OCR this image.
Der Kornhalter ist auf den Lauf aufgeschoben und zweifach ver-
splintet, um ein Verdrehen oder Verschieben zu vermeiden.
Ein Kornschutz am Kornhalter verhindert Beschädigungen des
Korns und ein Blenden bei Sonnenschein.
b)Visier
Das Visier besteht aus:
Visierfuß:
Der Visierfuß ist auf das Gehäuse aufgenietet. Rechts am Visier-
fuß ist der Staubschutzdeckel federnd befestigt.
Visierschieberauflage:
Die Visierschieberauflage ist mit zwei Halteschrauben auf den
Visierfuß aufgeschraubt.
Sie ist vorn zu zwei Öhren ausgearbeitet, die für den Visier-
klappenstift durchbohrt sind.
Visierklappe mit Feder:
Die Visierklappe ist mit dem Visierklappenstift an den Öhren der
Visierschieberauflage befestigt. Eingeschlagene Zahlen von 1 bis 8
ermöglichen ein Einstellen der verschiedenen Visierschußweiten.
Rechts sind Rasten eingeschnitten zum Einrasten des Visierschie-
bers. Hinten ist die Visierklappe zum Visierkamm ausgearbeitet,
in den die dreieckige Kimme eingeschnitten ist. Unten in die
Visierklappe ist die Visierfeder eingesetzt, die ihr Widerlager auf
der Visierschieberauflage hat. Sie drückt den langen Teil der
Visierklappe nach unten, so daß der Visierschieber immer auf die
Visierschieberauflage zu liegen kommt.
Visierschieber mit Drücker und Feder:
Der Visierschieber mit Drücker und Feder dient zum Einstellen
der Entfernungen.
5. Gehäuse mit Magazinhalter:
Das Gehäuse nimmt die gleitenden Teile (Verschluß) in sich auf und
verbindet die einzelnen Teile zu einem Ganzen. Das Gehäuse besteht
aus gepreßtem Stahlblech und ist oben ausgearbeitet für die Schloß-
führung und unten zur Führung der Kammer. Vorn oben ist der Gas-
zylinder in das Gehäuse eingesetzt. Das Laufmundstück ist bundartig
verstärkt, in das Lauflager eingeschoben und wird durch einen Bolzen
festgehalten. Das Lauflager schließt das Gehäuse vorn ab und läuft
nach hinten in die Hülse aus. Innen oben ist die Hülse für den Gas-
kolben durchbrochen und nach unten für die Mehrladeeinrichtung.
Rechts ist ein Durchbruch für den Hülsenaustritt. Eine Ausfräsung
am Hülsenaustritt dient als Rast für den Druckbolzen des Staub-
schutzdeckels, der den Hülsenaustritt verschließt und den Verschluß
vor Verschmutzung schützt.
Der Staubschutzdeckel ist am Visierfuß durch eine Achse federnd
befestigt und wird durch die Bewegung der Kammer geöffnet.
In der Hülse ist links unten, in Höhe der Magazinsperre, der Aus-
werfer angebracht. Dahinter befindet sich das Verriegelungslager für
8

----------

• INSTRUCTIONS FOR THE TASK: From the entries above, copy every line that holds the word "ausgearbeitet".

• EXERCISE OUTPUT:
Sie ist vorn zu zwei Öhren ausgearbeitet, die für den Visier-
bers. Hinten ist die Visierklappe zum Visierkamm ausgearbeitet,
aus gepreßtem Stahlblech und ist oben ausgearbeitet für die Schloß-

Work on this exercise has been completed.